## Task description
Transcribe only what runs from the line containing "Convert this screenshot" through the final line below, exactly, and leave every picture out.

## Records supplied
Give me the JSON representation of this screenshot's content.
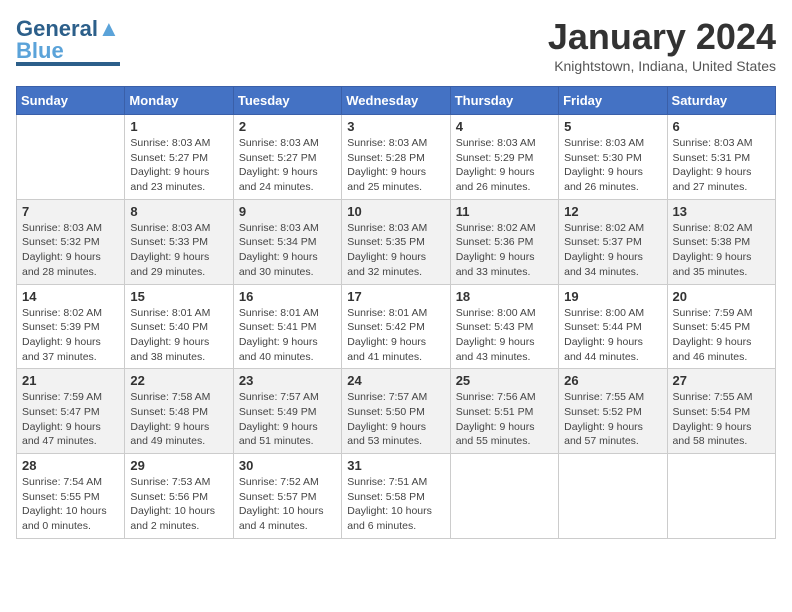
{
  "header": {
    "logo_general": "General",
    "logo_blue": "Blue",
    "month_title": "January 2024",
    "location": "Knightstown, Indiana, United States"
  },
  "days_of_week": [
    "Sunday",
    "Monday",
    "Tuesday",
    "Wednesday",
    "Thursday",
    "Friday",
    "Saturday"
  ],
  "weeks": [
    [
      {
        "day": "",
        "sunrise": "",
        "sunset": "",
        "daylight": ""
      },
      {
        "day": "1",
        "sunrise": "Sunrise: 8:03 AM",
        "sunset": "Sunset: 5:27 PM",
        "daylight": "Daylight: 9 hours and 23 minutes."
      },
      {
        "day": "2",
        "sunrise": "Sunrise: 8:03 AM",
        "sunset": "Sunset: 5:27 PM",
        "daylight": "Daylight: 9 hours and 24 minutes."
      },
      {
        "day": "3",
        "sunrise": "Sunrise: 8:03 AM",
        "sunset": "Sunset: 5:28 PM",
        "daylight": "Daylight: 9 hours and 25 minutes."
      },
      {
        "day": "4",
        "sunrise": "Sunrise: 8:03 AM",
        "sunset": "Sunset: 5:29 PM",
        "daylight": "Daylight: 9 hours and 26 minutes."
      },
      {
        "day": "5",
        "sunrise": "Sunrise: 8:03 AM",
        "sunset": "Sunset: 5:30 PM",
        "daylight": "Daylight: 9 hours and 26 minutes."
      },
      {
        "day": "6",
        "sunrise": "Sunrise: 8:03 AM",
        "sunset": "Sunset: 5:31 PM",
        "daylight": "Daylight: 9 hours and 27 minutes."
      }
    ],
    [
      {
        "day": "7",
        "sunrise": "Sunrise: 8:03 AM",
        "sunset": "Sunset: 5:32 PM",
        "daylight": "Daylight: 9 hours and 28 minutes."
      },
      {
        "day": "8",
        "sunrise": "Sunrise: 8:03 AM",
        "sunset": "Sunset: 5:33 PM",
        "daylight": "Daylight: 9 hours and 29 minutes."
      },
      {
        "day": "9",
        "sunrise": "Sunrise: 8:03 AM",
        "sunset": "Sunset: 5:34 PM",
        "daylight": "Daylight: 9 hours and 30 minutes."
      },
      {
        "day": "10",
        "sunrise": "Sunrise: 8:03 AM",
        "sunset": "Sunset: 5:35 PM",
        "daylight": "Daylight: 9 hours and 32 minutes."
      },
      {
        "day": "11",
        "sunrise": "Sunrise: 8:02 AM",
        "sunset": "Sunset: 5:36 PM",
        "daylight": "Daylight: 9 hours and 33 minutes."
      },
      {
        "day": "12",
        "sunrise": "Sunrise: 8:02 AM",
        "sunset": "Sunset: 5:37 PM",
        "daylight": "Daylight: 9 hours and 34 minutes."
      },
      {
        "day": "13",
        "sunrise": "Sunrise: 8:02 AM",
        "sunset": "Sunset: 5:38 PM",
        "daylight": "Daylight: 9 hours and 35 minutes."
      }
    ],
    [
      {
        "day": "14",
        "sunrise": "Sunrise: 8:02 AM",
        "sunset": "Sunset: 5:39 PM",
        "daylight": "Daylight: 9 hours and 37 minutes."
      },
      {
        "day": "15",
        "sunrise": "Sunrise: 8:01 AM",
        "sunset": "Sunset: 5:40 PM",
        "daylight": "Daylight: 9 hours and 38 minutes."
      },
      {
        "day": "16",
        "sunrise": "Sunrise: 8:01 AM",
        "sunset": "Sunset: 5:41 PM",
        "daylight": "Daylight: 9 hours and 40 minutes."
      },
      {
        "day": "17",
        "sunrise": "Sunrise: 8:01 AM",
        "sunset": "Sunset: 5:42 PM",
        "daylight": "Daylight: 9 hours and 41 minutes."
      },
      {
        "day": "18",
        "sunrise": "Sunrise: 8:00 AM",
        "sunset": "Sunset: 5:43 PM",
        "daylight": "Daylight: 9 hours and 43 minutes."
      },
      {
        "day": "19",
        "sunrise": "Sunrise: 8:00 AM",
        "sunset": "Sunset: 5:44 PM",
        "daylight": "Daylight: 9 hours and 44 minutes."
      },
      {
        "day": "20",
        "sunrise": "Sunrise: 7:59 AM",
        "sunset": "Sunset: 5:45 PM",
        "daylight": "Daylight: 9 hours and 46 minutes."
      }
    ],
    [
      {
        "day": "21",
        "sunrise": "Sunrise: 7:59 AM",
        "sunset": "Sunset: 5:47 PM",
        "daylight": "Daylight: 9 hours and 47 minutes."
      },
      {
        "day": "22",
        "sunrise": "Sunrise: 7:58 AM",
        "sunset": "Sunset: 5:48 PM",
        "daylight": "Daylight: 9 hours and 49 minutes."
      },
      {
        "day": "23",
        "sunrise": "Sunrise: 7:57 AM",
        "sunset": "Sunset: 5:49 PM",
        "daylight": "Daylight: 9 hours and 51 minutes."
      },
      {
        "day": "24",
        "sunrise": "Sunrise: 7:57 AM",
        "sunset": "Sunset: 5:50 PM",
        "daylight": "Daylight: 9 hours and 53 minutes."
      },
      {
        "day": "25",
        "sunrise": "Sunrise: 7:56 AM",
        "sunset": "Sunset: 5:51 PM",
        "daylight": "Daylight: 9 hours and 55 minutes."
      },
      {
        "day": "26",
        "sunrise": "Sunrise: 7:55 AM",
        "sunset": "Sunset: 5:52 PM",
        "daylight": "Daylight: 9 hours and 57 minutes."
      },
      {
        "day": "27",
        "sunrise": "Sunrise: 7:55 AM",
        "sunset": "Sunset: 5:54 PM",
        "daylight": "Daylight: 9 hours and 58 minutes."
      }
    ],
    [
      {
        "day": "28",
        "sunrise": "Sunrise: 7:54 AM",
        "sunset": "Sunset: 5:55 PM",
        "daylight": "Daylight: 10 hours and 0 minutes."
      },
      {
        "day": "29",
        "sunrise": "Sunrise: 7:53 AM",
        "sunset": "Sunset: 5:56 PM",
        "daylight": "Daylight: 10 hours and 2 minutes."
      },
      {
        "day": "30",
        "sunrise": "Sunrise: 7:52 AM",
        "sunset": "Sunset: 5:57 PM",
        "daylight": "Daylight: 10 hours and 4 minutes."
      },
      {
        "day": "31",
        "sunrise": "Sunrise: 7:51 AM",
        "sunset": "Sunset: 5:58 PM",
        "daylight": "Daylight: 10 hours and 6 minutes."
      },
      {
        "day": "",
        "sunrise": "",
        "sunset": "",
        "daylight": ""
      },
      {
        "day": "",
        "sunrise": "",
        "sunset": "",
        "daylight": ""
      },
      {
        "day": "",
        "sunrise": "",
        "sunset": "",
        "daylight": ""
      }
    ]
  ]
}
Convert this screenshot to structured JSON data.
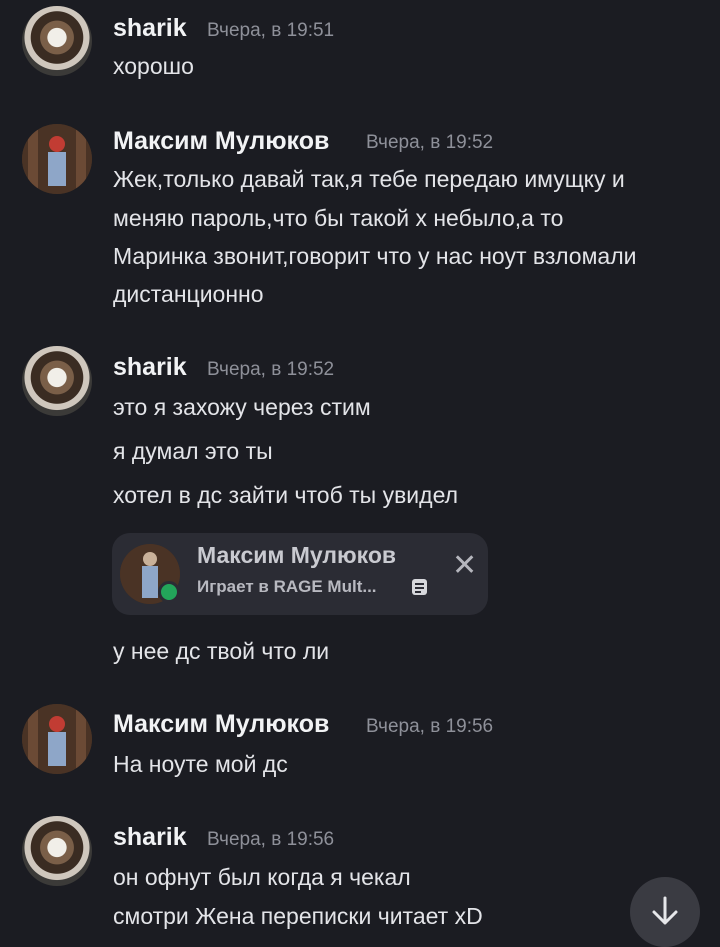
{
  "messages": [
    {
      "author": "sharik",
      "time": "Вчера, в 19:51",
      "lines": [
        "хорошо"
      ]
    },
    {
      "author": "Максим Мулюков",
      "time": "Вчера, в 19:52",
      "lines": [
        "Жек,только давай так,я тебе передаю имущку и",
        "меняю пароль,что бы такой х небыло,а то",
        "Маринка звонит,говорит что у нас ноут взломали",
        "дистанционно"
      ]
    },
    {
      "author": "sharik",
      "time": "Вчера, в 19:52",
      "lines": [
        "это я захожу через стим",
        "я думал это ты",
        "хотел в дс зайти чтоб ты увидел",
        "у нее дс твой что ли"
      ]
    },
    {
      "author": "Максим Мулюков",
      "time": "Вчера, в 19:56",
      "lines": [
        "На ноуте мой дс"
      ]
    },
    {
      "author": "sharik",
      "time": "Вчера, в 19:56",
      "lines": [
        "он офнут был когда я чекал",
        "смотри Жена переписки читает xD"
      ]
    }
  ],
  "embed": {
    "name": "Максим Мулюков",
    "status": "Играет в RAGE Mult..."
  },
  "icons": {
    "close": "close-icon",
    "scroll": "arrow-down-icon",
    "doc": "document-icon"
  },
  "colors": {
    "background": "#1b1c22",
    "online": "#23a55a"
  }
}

## Solution for this task
Convert this screenshot to structured JSON data.
{
  "messages": [
    {
      "author": "sharik",
      "time": "Вчера, в 19:51",
      "lines": [
        "хорошо"
      ]
    },
    {
      "author": "Максим Мулюков",
      "time": "Вчера, в 19:52",
      "lines": [
        "Жек,только давай так,я тебе передаю имущку и",
        "меняю пароль,что бы такой х небыло,а то",
        "Маринка звонит,говорит что у нас ноут взломали",
        "дистанционно"
      ]
    },
    {
      "author": "sharik",
      "time": "Вчера, в 19:52",
      "lines": [
        "это я захожу через стим",
        "я думал это ты",
        "хотел в дс зайти чтоб ты увидел",
        "у нее дс твой что ли"
      ]
    },
    {
      "author": "Максим Мулюков",
      "time": "Вчера, в 19:56",
      "lines": [
        "На ноуте мой дс"
      ]
    },
    {
      "author": "sharik",
      "time": "Вчера, в 19:56",
      "lines": [
        "он офнут был когда я чекал",
        "смотри Жена переписки читает xD"
      ]
    }
  ],
  "embed": {
    "name": "Максим Мулюков",
    "status": "Играет в RAGE Mult..."
  },
  "icons": {
    "close": "close-icon",
    "scroll": "arrow-down-icon",
    "doc": "document-icon"
  },
  "colors": {
    "background": "#1b1c22",
    "online": "#23a55a"
  }
}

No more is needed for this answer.